PROBLEM TO SOLVE: Only the lines from the one with "Parse this chart and return its data as JSON." through the final line should be given again, exactly as they appear, minus the pictures.

STORED DATA:
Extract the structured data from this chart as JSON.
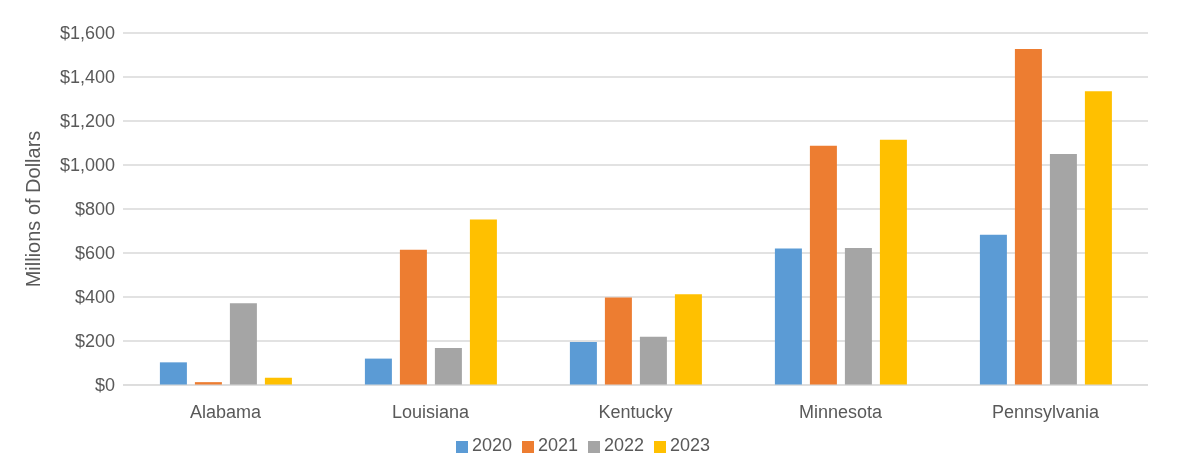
{
  "chart_data": {
    "type": "bar",
    "ylabel": "Millions of Dollars",
    "categories": [
      "Alabama",
      "Louisiana",
      "Kentucky",
      "Minnesota",
      "Pennsylvania"
    ],
    "series": [
      {
        "name": "2020",
        "color": "#5b9bd5",
        "values": [
          103,
          120,
          196,
          621,
          683
        ]
      },
      {
        "name": "2021",
        "color": "#ed7d31",
        "values": [
          13,
          615,
          398,
          1087,
          1527
        ]
      },
      {
        "name": "2022",
        "color": "#a5a5a5",
        "values": [
          372,
          168,
          219,
          623,
          1050
        ]
      },
      {
        "name": "2023",
        "color": "#ffc000",
        "values": [
          33,
          752,
          412,
          1115,
          1335
        ]
      }
    ],
    "ylim": [
      0,
      1600
    ],
    "yticks": [
      {
        "value": 0,
        "label": "$0"
      },
      {
        "value": 200,
        "label": "$200"
      },
      {
        "value": 400,
        "label": "$400"
      },
      {
        "value": 600,
        "label": "$600"
      },
      {
        "value": 800,
        "label": "$800"
      },
      {
        "value": 1000,
        "label": "$1,000"
      },
      {
        "value": 1200,
        "label": "$1,200"
      },
      {
        "value": 1400,
        "label": "$1,400"
      },
      {
        "value": 1600,
        "label": "$1,600"
      }
    ],
    "grid": "y",
    "legend": "bottom"
  }
}
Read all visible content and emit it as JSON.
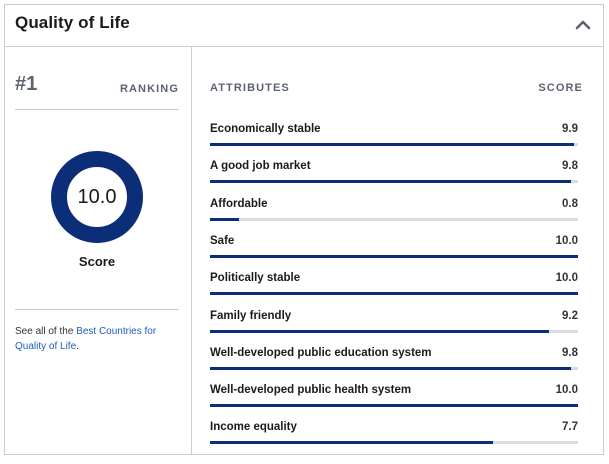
{
  "header": {
    "title": "Quality of Life",
    "toggle_icon": "chevron-up-icon"
  },
  "ranking": {
    "rank": "#1",
    "label": "RANKING"
  },
  "score": {
    "value": "10.0",
    "fraction": 1.0,
    "label": "Score"
  },
  "see_all": {
    "prefix": "See all of the ",
    "link_text": "Best Countries for Quality of Life",
    "suffix": "."
  },
  "columns": {
    "attributes": "ATTRIBUTES",
    "score": "SCORE"
  },
  "attributes": [
    {
      "name": "Economically stable",
      "score": "9.9",
      "value": 9.9
    },
    {
      "name": "A good job market",
      "score": "9.8",
      "value": 9.8
    },
    {
      "name": "Affordable",
      "score": "0.8",
      "value": 0.8
    },
    {
      "name": "Safe",
      "score": "10.0",
      "value": 10.0
    },
    {
      "name": "Politically stable",
      "score": "10.0",
      "value": 10.0
    },
    {
      "name": "Family friendly",
      "score": "9.2",
      "value": 9.2
    },
    {
      "name": "Well-developed public education system",
      "score": "9.8",
      "value": 9.8
    },
    {
      "name": "Well-developed public health system",
      "score": "10.0",
      "value": 10.0
    },
    {
      "name": "Income equality",
      "score": "7.7",
      "value": 7.7
    }
  ],
  "colors": {
    "accent": "#0c2d78",
    "track": "#d9dce1",
    "link": "#1f5fb4",
    "border": "#c9cdd3"
  }
}
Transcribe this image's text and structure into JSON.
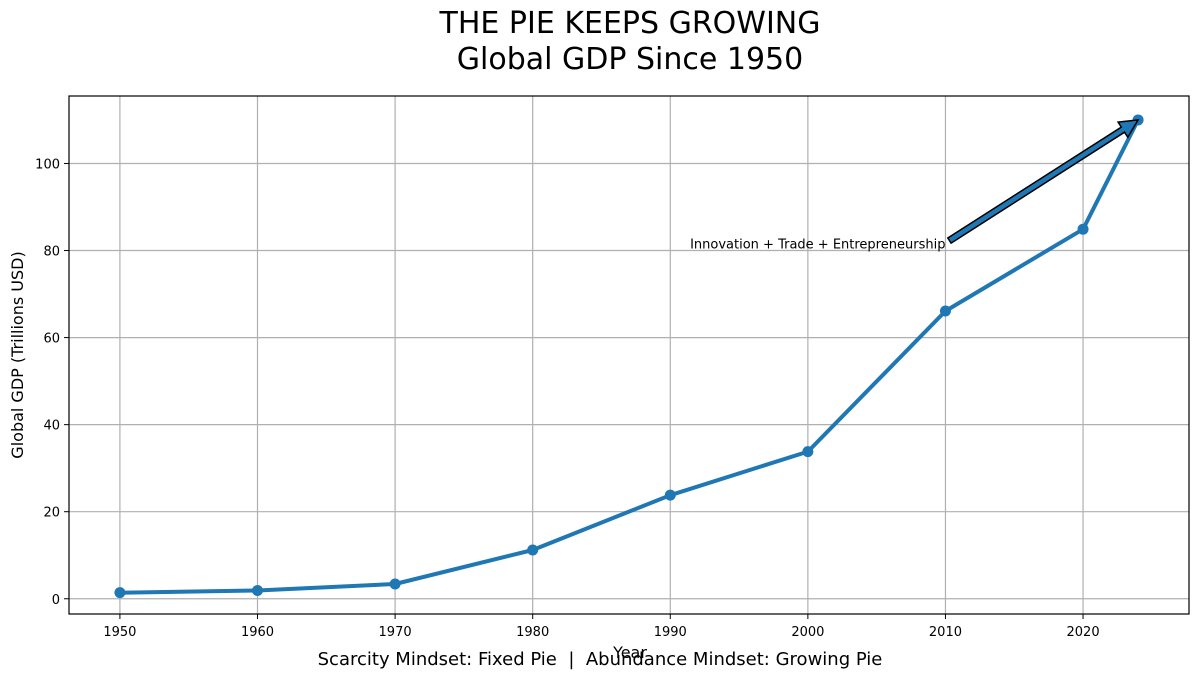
{
  "chart_data": {
    "type": "line",
    "title": "THE PIE KEEPS GROWING",
    "subtitle": "Global GDP Since 1950",
    "xlabel": "Year",
    "ylabel": "Global GDP (Trillions USD)",
    "xlim": [
      1946.3,
      2027.7
    ],
    "ylim": [
      -3.5,
      115.5
    ],
    "xticks": [
      1950,
      1960,
      1970,
      1980,
      1990,
      2000,
      2010,
      2020
    ],
    "yticks": [
      0,
      20,
      40,
      60,
      80,
      100
    ],
    "grid": true,
    "series": [
      {
        "x": [
          1950,
          1960,
          1970,
          1980,
          1990,
          2000,
          2010,
          2020,
          2024
        ],
        "y": [
          1.4,
          1.9,
          3.4,
          11.2,
          23.8,
          33.8,
          66.1,
          84.9,
          110.0
        ],
        "color": "#1f77b4",
        "marker": "circle"
      }
    ],
    "annotations": [
      {
        "text": "Innovation + Trade + Entrepreneurship",
        "text_at": [
          2010,
          80
        ],
        "arrow_to": [
          2024,
          110
        ],
        "arrow_color": "#1f77b4"
      }
    ],
    "caption": "Scarcity Mindset: Fixed Pie  |  Abundance Mindset: Growing Pie"
  }
}
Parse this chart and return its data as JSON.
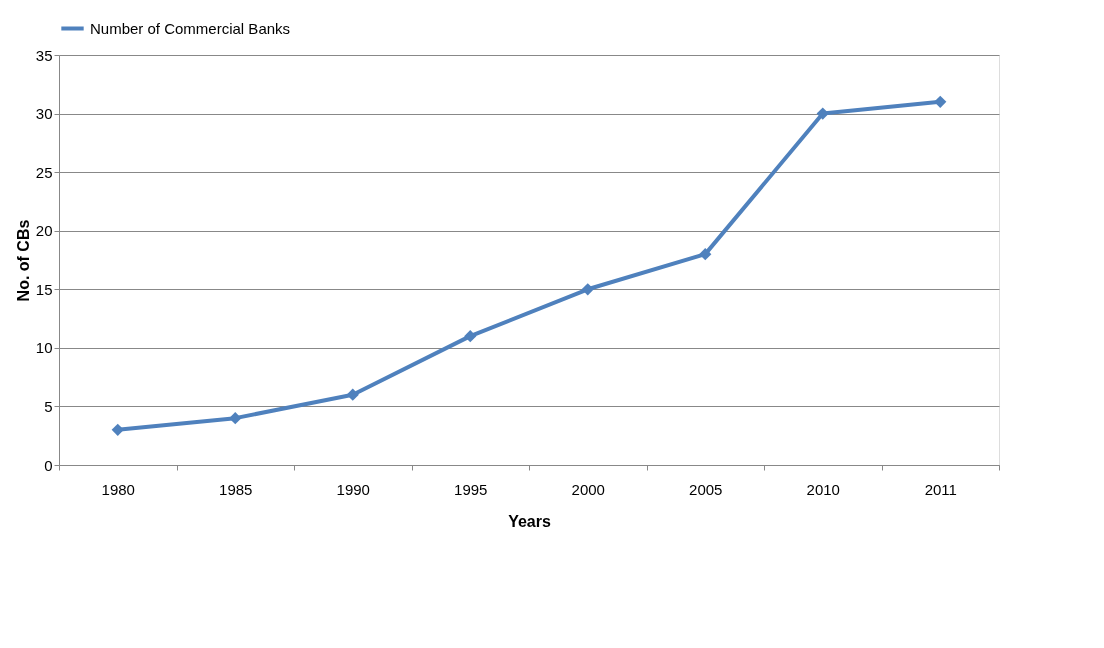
{
  "chart_data": {
    "type": "line",
    "xlabel": "Years",
    "ylabel": "No. of CBs",
    "categories": [
      "1980",
      "1985",
      "1990",
      "1995",
      "2000",
      "2005",
      "2010",
      "2011"
    ],
    "series": [
      {
        "name": "Number of Commercial Banks",
        "color": "#4f81bd",
        "values": [
          3,
          4,
          6,
          11,
          15,
          18,
          30,
          31
        ]
      }
    ],
    "ylim": [
      0,
      35
    ],
    "yticks": [
      0,
      5,
      10,
      15,
      20,
      25,
      30,
      35
    ],
    "grid": "y",
    "legend": "top",
    "marker": "diamond",
    "line_style": "solid"
  }
}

ANSWER TO THIS TASK:
Parse this chart and return its data as JSON.
{
  "chart_data": {
    "type": "line",
    "xlabel": "Years",
    "ylabel": "No. of CBs",
    "categories": [
      "1980",
      "1985",
      "1990",
      "1995",
      "2000",
      "2005",
      "2010",
      "2011"
    ],
    "series": [
      {
        "name": "Number of Commercial Banks",
        "color": "#4f81bd",
        "values": [
          3,
          4,
          6,
          11,
          15,
          18,
          30,
          31
        ]
      }
    ],
    "ylim": [
      0,
      35
    ],
    "yticks": [
      0,
      5,
      10,
      15,
      20,
      25,
      30,
      35
    ],
    "grid": "y",
    "legend": "top",
    "marker": "diamond",
    "line_style": "solid"
  }
}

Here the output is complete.